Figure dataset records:
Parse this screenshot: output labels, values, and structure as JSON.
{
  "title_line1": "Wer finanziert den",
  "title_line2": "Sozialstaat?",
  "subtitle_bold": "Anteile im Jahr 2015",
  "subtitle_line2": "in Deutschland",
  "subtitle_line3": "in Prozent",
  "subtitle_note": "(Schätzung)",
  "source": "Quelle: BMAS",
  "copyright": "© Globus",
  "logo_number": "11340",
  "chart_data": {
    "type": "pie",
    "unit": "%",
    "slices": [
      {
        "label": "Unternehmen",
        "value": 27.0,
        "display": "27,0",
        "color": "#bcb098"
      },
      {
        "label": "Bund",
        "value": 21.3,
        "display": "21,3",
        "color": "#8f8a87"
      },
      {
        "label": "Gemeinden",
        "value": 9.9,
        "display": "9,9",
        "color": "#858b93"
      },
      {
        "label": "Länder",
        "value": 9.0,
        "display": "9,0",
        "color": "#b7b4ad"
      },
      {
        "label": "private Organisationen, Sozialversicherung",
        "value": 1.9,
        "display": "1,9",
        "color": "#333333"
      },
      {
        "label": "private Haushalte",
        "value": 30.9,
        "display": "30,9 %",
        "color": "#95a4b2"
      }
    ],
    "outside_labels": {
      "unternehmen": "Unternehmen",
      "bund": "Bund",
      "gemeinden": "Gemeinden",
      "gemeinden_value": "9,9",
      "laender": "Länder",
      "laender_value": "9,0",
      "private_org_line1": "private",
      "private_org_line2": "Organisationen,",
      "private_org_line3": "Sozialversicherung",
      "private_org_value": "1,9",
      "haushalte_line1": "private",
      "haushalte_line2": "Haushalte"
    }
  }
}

TASK DETAILS. Each entry must be reproduced verbatim.

FINAL RESULT.
Parse this screenshot: output labels, values, and structure as JSON.
{
  "title_line1": "Wer finanziert den",
  "title_line2": "Sozialstaat?",
  "subtitle_bold": "Anteile im Jahr 2015",
  "subtitle_line2": "in Deutschland",
  "subtitle_line3": "in Prozent",
  "subtitle_note": "(Schätzung)",
  "source": "Quelle: BMAS",
  "copyright": "© Globus",
  "logo_number": "11340",
  "chart_data": {
    "type": "pie",
    "unit": "%",
    "slices": [
      {
        "label": "Unternehmen",
        "value": 27.0,
        "display": "27,0",
        "color": "#bcb098"
      },
      {
        "label": "Bund",
        "value": 21.3,
        "display": "21,3",
        "color": "#8f8a87"
      },
      {
        "label": "Gemeinden",
        "value": 9.9,
        "display": "9,9",
        "color": "#858b93"
      },
      {
        "label": "Länder",
        "value": 9.0,
        "display": "9,0",
        "color": "#b7b4ad"
      },
      {
        "label": "private Organisationen, Sozialversicherung",
        "value": 1.9,
        "display": "1,9",
        "color": "#333333"
      },
      {
        "label": "private Haushalte",
        "value": 30.9,
        "display": "30,9 %",
        "color": "#95a4b2"
      }
    ],
    "outside_labels": {
      "unternehmen": "Unternehmen",
      "bund": "Bund",
      "gemeinden": "Gemeinden",
      "gemeinden_value": "9,9",
      "laender": "Länder",
      "laender_value": "9,0",
      "private_org_line1": "private",
      "private_org_line2": "Organisationen,",
      "private_org_line3": "Sozialversicherung",
      "private_org_value": "1,9",
      "haushalte_line1": "private",
      "haushalte_line2": "Haushalte"
    }
  }
}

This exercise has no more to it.